**Instructions for the task:** Lines that contain the string "true" are to be copied; leave out all others.

[Structured figure records]
◇ ◇ ◇
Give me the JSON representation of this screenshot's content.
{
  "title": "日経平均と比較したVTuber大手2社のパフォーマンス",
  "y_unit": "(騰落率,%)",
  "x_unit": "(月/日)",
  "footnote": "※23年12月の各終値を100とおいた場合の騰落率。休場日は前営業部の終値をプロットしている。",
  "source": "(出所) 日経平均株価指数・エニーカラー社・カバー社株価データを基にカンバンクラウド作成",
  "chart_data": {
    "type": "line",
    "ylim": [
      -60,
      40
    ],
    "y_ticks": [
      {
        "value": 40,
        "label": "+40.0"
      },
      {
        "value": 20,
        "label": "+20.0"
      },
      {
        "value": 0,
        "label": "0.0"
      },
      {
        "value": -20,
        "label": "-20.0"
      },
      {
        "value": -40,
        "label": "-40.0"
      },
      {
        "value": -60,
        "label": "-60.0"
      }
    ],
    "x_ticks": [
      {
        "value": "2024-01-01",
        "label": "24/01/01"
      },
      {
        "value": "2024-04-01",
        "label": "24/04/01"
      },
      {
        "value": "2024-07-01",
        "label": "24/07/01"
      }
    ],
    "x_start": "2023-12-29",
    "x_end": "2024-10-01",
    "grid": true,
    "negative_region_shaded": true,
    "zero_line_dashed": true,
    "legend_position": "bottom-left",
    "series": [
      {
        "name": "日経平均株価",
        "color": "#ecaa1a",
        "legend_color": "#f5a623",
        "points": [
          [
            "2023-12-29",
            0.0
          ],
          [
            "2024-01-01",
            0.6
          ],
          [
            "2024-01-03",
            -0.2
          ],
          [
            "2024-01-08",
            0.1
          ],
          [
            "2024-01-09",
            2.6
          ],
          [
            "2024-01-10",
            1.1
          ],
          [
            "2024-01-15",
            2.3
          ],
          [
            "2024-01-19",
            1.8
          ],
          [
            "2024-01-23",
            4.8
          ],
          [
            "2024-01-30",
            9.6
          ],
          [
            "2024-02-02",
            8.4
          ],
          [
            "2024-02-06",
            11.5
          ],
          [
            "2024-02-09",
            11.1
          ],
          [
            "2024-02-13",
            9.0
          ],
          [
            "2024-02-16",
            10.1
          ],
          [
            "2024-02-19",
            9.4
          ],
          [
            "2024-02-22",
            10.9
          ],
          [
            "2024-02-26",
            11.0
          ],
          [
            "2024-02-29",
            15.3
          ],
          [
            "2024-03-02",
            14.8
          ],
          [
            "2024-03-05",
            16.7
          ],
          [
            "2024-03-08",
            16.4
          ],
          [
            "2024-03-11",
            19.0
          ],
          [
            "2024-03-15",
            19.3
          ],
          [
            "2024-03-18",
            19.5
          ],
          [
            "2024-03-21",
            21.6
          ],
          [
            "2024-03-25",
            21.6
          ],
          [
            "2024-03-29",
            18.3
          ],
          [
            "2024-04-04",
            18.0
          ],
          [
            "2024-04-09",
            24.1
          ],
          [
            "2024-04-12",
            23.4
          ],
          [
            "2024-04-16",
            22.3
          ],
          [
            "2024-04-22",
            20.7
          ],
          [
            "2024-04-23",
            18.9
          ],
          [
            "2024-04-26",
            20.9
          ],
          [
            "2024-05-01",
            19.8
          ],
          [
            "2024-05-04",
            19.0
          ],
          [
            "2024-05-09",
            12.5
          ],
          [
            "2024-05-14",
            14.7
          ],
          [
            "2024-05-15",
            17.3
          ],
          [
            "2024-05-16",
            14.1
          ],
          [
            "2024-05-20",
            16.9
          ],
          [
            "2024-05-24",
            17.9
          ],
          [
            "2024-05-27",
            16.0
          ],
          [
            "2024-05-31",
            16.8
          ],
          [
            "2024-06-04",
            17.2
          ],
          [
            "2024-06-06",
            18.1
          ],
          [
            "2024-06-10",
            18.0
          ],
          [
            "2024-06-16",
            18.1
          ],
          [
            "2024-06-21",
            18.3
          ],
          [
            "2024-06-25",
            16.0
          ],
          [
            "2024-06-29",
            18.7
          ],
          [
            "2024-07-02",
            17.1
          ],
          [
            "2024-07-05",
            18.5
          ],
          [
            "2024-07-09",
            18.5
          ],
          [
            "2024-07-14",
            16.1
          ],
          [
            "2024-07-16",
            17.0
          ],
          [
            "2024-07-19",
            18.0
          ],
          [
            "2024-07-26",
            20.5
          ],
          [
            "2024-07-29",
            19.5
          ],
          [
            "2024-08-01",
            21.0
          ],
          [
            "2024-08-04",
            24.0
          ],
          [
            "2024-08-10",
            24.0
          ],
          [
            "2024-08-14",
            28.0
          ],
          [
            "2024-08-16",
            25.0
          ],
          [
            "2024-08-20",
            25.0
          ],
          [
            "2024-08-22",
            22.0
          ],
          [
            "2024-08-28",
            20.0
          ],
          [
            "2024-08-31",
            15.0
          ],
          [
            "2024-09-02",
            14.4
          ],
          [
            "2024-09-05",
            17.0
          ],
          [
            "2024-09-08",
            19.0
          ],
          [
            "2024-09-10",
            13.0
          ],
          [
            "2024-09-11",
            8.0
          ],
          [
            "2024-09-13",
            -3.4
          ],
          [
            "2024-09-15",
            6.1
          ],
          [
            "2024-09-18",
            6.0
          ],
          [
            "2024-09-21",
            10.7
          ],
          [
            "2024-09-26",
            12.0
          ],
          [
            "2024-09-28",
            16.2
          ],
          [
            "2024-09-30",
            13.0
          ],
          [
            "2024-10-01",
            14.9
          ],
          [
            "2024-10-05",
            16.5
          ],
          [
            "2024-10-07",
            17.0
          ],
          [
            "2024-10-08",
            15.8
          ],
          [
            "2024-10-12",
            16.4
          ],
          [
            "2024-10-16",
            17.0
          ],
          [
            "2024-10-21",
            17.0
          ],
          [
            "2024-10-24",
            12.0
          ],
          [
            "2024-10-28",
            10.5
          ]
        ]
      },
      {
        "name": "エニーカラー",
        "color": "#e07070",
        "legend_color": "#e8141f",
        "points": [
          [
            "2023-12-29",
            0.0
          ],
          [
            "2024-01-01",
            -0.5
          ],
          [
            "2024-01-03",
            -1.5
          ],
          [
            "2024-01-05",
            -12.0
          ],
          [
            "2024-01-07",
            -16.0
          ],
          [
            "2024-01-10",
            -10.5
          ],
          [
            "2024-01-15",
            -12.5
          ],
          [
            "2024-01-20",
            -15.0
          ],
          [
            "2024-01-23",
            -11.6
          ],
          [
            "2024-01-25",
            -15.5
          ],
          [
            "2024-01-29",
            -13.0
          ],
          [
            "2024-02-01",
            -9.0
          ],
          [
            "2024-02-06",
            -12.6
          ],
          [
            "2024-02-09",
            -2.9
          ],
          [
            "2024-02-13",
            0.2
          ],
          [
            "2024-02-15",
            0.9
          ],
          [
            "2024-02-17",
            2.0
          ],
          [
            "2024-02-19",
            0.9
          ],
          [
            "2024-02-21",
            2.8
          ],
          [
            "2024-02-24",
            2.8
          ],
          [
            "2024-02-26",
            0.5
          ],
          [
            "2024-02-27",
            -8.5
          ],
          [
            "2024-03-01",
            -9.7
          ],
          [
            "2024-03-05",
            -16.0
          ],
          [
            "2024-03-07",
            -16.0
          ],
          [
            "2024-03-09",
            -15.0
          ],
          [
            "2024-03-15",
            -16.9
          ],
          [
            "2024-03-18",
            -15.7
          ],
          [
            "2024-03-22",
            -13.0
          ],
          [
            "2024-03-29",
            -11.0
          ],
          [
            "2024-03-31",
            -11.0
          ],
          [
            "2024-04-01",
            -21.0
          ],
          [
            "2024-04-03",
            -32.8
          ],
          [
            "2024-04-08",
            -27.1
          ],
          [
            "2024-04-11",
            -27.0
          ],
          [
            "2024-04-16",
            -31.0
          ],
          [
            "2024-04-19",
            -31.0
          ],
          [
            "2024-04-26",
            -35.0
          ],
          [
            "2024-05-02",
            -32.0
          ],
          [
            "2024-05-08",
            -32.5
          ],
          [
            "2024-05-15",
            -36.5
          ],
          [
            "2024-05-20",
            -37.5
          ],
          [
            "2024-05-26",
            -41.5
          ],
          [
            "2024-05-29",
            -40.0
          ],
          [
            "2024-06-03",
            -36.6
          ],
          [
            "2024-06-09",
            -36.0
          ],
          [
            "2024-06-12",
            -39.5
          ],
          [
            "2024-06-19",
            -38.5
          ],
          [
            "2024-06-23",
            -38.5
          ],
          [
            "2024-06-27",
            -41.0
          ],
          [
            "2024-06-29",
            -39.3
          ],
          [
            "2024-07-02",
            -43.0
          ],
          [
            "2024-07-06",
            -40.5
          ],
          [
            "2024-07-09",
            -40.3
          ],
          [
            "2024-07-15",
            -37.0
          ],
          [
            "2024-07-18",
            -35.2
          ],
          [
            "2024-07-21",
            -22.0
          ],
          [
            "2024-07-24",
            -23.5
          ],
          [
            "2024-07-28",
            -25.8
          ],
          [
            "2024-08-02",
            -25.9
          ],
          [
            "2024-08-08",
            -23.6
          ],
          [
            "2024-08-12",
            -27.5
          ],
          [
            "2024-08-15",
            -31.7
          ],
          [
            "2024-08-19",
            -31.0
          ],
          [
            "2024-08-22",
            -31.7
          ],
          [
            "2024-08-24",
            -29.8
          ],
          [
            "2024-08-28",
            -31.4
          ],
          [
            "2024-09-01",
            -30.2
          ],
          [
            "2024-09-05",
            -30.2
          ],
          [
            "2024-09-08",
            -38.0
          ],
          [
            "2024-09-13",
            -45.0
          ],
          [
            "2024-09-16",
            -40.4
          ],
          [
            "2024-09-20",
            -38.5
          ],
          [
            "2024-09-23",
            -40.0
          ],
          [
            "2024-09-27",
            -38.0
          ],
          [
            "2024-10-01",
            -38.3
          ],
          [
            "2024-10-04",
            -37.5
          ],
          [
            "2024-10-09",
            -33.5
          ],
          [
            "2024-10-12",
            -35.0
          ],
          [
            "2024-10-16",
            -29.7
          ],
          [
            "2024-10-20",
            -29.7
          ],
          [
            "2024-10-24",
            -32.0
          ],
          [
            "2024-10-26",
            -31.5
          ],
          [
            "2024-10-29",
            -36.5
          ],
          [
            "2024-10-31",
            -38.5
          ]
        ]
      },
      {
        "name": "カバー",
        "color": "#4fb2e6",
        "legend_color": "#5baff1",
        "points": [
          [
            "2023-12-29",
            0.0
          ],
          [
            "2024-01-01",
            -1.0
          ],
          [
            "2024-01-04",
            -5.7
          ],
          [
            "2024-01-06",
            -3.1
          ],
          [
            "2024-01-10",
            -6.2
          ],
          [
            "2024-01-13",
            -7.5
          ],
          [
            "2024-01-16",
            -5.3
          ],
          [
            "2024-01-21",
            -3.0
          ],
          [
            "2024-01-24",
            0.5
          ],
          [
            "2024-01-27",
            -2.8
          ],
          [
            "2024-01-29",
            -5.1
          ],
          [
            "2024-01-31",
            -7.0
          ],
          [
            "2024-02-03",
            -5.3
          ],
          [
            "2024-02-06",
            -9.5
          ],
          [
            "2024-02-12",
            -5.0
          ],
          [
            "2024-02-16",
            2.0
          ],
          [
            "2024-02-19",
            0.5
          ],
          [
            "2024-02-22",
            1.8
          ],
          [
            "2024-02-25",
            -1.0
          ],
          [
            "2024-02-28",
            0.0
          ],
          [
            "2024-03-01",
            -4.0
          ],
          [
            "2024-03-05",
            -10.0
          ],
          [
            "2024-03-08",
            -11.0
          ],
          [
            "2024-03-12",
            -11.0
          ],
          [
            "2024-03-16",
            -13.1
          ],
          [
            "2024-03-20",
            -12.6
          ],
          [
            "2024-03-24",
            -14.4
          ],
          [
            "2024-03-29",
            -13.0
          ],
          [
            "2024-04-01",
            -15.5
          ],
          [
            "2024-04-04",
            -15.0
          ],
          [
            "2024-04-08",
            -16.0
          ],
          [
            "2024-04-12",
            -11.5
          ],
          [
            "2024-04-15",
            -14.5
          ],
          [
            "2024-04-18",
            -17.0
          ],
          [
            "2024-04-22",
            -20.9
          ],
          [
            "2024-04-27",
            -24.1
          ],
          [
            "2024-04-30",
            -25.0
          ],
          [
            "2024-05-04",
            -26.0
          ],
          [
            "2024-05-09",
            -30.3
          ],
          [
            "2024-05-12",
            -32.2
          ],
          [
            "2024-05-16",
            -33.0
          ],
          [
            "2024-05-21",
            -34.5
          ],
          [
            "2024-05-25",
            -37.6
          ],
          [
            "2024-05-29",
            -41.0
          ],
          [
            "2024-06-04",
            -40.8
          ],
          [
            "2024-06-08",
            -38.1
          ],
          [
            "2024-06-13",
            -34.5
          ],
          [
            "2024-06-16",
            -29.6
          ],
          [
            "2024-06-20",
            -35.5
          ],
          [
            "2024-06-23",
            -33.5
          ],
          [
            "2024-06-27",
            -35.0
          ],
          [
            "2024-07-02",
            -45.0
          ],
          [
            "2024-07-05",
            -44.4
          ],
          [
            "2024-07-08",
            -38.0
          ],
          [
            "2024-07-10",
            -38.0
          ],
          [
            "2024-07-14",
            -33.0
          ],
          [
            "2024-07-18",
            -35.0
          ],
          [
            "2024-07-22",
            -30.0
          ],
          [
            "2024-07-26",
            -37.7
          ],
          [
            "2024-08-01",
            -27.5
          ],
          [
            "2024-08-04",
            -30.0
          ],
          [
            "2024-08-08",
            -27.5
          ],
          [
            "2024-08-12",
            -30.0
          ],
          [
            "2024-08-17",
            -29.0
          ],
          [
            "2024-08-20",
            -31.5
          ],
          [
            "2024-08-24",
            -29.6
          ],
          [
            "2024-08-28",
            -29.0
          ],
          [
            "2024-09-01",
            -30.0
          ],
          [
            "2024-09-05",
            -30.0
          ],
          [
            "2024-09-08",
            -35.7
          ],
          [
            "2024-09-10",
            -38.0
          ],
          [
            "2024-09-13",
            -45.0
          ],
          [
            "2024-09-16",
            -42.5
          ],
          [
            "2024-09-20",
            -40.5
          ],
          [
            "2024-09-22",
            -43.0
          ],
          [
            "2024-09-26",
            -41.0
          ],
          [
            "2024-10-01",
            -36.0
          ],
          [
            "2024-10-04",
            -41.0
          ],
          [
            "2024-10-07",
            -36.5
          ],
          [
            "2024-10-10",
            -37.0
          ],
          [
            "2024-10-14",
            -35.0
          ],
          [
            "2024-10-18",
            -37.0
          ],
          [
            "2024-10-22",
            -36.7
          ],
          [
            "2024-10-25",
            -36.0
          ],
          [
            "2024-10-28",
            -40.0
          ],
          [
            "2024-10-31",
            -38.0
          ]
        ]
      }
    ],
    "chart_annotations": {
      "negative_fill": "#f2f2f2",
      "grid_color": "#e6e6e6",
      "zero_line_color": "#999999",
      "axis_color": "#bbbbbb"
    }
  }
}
◇ ◇ ◇
**Written response:**
    "grid": true,
    "negative_region_shaded": true,
    "zero_line_dashed": true,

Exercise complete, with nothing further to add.